GOAL: Scan the material and copy every line in which "γιατί" appears.

AVAILABLE DATA:

■ ■ ■ ■

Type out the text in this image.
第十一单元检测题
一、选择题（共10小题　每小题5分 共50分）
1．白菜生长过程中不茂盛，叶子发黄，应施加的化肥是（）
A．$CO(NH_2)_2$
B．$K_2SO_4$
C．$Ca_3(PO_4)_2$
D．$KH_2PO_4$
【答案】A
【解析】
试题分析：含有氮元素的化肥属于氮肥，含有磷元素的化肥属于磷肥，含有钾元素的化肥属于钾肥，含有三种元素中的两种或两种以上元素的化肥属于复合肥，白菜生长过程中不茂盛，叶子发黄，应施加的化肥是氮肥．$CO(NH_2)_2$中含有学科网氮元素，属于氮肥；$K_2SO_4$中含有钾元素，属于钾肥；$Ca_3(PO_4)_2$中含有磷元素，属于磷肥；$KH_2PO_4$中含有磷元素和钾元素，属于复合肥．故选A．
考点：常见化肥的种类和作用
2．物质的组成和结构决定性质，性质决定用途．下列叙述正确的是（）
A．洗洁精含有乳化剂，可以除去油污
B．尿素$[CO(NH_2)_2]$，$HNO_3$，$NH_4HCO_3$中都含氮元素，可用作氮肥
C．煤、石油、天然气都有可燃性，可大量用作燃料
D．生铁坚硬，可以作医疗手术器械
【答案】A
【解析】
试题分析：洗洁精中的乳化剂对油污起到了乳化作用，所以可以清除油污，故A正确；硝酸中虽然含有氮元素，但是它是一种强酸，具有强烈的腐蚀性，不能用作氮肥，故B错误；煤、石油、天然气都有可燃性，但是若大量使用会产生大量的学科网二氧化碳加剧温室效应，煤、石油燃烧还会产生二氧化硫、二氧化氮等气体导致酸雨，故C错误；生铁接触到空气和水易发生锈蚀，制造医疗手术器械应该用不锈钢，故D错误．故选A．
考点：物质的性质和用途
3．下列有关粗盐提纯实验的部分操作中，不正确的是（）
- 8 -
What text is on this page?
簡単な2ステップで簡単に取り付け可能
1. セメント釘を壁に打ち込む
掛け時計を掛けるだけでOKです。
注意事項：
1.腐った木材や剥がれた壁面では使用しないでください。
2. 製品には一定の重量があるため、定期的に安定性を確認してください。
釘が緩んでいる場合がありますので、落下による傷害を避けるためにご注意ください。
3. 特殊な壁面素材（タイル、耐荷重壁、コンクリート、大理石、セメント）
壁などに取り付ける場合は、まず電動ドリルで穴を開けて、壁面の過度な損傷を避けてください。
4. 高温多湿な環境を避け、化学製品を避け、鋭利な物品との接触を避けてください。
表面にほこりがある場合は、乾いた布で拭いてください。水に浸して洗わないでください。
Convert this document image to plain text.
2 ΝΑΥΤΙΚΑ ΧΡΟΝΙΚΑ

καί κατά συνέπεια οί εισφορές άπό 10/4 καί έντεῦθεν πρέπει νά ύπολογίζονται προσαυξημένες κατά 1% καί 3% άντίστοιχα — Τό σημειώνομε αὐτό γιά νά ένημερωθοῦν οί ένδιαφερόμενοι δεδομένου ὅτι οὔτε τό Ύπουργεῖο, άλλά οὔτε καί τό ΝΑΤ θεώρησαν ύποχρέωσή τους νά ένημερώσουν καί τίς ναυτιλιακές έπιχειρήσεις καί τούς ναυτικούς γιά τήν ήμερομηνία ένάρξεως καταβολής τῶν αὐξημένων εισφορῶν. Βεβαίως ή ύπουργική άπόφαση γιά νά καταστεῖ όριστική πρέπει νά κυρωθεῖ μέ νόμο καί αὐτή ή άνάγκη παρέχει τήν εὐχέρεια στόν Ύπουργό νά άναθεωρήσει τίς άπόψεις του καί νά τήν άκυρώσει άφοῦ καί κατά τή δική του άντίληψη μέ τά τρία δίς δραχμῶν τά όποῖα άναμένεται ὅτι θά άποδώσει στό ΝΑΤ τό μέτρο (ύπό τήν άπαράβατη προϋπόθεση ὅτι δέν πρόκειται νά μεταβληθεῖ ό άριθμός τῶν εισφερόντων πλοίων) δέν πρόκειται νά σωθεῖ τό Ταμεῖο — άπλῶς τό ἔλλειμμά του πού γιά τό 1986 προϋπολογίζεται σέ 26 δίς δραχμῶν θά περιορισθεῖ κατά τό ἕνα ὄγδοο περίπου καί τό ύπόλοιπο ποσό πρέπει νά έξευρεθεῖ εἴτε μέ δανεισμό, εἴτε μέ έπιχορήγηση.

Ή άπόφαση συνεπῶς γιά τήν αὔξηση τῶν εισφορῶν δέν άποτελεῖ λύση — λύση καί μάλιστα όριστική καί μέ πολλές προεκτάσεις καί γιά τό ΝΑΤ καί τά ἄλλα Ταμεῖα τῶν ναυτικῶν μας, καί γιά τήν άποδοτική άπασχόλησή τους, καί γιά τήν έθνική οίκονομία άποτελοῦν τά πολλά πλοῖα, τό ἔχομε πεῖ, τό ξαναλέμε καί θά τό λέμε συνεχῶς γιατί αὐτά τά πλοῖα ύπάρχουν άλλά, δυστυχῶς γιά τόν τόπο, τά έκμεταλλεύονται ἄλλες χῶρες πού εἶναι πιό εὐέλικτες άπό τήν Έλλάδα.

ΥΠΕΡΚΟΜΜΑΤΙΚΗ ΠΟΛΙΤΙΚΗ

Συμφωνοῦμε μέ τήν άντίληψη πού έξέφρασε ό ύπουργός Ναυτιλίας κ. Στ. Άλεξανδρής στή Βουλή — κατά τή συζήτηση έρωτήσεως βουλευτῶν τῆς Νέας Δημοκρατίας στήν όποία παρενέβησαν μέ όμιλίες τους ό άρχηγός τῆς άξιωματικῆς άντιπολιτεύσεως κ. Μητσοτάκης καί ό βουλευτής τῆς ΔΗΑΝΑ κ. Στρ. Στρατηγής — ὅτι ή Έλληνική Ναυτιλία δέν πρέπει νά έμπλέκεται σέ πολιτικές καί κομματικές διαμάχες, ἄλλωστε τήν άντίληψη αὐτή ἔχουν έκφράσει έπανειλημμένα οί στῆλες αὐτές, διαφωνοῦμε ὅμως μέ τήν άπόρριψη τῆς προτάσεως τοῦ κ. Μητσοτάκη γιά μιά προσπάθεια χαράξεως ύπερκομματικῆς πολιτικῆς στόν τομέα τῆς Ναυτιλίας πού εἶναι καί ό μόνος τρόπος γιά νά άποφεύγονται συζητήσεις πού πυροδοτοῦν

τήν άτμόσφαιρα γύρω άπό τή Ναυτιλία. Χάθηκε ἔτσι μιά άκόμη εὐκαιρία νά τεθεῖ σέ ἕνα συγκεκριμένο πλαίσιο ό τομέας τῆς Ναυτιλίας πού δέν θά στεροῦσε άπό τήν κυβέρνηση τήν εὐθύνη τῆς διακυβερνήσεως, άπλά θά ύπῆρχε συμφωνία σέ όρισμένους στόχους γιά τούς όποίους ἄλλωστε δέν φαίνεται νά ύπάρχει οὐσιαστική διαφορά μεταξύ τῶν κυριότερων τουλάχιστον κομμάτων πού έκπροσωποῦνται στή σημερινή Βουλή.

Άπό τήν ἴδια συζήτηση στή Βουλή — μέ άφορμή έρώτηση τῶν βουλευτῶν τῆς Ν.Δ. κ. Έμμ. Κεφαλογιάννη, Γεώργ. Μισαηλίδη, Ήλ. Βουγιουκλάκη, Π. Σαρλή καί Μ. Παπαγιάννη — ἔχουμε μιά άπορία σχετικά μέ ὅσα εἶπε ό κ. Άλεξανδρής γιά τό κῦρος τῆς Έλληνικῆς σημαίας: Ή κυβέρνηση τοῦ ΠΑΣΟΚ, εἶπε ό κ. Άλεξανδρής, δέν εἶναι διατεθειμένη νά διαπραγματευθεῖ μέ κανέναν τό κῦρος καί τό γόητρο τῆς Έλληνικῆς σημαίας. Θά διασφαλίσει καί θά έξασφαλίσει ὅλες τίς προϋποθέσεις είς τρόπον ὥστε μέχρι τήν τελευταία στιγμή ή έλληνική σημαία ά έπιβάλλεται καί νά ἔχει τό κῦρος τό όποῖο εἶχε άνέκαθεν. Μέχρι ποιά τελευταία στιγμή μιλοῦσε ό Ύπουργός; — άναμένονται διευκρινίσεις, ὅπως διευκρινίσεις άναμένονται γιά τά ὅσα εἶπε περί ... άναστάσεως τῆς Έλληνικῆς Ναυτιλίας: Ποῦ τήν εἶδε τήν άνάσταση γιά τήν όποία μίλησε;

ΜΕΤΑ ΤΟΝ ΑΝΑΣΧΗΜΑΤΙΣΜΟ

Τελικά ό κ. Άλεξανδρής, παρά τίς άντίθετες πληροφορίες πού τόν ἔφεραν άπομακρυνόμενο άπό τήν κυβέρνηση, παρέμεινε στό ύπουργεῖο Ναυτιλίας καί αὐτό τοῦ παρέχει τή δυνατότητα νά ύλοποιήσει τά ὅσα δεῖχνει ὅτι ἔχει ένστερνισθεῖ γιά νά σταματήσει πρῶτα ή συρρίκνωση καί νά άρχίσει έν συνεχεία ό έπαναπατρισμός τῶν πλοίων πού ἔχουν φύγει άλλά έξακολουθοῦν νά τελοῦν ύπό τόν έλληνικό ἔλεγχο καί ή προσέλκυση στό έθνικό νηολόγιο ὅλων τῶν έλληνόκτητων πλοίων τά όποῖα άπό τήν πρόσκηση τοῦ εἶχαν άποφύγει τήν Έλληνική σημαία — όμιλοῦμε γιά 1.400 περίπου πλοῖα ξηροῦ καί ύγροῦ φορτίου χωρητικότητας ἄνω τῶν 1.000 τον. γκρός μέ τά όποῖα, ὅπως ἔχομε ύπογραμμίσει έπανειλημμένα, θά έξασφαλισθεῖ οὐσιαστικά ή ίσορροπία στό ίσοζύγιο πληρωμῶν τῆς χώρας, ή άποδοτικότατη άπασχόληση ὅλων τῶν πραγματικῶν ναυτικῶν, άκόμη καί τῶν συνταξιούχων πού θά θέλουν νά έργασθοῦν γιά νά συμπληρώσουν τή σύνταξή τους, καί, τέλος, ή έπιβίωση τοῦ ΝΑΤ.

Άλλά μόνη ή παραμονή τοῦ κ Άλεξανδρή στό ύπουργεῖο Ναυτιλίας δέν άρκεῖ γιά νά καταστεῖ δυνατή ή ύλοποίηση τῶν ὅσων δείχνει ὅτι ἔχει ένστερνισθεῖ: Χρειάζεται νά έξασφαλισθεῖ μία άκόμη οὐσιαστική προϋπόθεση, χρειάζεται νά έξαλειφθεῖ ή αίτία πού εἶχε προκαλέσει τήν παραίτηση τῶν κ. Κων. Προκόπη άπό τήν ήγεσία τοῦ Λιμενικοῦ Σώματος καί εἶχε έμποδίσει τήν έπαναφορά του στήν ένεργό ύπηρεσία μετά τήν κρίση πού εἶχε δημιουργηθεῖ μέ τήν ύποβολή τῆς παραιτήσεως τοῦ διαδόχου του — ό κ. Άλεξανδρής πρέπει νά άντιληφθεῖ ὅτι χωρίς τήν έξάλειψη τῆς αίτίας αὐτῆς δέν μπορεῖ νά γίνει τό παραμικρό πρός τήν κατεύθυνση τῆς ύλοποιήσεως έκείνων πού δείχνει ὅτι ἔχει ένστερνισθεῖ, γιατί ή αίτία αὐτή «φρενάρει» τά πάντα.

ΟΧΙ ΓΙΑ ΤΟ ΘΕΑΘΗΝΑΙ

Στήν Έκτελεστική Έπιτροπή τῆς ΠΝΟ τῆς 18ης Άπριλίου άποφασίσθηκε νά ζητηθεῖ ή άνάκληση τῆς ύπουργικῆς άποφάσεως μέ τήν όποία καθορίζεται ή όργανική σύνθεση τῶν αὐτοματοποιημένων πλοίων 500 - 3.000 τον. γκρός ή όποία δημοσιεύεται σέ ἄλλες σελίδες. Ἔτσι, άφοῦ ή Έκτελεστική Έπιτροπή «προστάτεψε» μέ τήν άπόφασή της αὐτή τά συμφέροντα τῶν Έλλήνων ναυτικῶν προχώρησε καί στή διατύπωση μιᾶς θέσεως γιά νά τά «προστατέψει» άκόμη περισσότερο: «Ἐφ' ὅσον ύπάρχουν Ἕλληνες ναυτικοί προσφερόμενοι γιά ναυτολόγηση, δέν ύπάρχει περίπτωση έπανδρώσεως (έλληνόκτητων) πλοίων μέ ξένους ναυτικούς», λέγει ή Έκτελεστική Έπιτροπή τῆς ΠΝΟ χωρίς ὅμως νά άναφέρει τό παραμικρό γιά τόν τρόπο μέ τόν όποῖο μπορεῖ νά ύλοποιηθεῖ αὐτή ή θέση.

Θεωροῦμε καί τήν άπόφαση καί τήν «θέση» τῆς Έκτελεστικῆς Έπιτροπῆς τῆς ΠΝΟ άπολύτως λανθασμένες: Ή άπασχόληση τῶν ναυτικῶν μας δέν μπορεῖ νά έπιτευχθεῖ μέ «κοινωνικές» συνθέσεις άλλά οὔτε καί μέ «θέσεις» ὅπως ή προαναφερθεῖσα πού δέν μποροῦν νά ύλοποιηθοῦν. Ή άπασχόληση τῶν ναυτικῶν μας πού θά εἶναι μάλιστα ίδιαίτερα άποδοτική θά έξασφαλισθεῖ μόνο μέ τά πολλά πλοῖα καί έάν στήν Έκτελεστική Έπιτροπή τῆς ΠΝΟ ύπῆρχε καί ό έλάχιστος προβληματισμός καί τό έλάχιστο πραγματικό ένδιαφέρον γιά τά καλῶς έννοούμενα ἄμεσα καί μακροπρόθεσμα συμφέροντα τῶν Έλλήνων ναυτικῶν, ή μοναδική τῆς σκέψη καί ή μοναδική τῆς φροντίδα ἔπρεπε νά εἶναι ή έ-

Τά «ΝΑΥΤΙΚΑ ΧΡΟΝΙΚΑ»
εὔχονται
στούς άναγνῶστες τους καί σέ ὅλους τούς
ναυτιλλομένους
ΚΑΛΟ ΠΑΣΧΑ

■ ■ ■ ■

EXERCISE ANSWER:
Ή άπόφαση συνεπῶς γιά τήν αὔξηση τῶν εισφορῶν δέν άποτελεῖ λύση — λύση καί μάλιστα όριστική καί μέ πολλές προεκτάσεις καί γιά τό ΝΑΤ καί τά ἄλλα Ταμεῖα τῶν ναυτικῶν μας, καί γιά τήν άποδοτική άπασχόλησή τους, καί γιά τήν έθνική οίκονομία άποτελοῦν τά πολλά πλοῖα, τό ἔχομε πεῖ, τό ξαναλέμε καί θά τό λέμε συνεχῶς γιατί αὐτά τά πλοῖα ύπάρχουν άλλά, δυστυχῶς γιά τόν τόπο, τά έκμεταλλεύονται ἄλλες χῶρες πού εἶναι πιό εὐέλικτες άπό τήν Έλλάδα.
Άλλά μόνη ή παραμονή τοῦ κ Άλεξανδρή στό ύπουργεῖο Ναυτιλίας δέν άρκεῖ γιά νά καταστεῖ δυνατή ή ύλοποίηση τῶν ὅσων δείχνει ὅτι ἔχει ένστερνισθεῖ: Χρειάζεται νά έξασφαλισθεῖ μία άκόμη οὐσιαστική προϋπόθεση, χρειάζεται νά έξαλειφθεῖ ή αίτία πού εἶχε προκαλέσει τήν παραίτηση τῶν κ. Κων. Προκόπη άπό τήν ήγεσία τοῦ Λιμενικοῦ Σώματος καί εἶχε έμποδίσει τήν έπαναφορά του στήν ένεργό ύπηρεσία μετά τήν κρίση πού εἶχε δημιουργηθεῖ μέ τήν ύποβολή τῆς παραιτήσεως τοῦ διαδόχου του — ό κ. Άλεξανδρής πρέπει νά άντιληφθεῖ ὅτι χωρίς τήν έξάλειψη τῆς αίτίας αὐτῆς δέν μπορεῖ νά γίνει τό παραμικρό πρός τήν κατεύθυνση τῆς ύλοποιήσεως έκείνων πού δείχνει ὅτι ἔχει ένστερνισθεῖ, γιατί ή αίτία αὐτή «φρενάρει» τά πάντα.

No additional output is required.